** Start of Data for this exercise **

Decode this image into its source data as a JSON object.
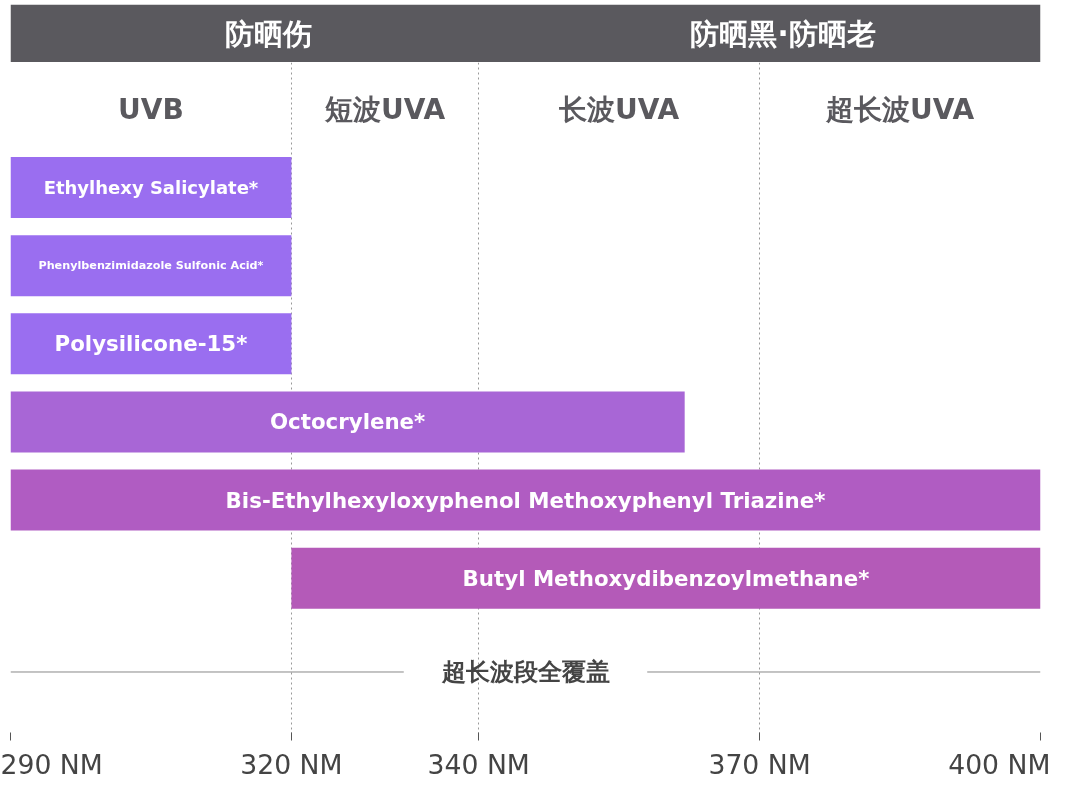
{
  "chart_data": {
    "type": "bar",
    "orientation": "horizontal",
    "categories": [
      "Ethylhexy Salicylate*",
      "Phenylbenzimidazole Sulfonic Acid*",
      "Polysilicone-15*",
      "Octocrylene*",
      "Bis-Ethylhexyloxyphenol Methoxyphenyl Triazine*",
      "Butyl Methoxydibenzoylmethane*"
    ],
    "base": [
      290,
      290,
      290,
      290,
      290,
      320
    ],
    "values": [
      30,
      30,
      30,
      72,
      110,
      80
    ],
    "colors": [
      "#9a6ef0",
      "#9a6ef0",
      "#9a6ef0",
      "#a866d6",
      "#b05cc2",
      "#b45ab8"
    ],
    "xlim": [
      290,
      400
    ],
    "xticks": [
      {
        "value": 290,
        "label": "290 NM"
      },
      {
        "value": 320,
        "label": "320 NM"
      },
      {
        "value": 340,
        "label": "340 NM"
      },
      {
        "value": 370,
        "label": "370 NM"
      },
      {
        "value": 400,
        "label": "400 NM"
      }
    ],
    "grid": "x",
    "annotations": [
      "防晒伤",
      "防晒黑·防晒老",
      "UVB",
      "短波UVA",
      "长波UVA",
      "超长波UVA",
      "超长波段全覆盖"
    ]
  }
}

** End of Data for this exercise **

What you will do
Only the number is needed: state how many lines in the listing contain "label".

Task solution
5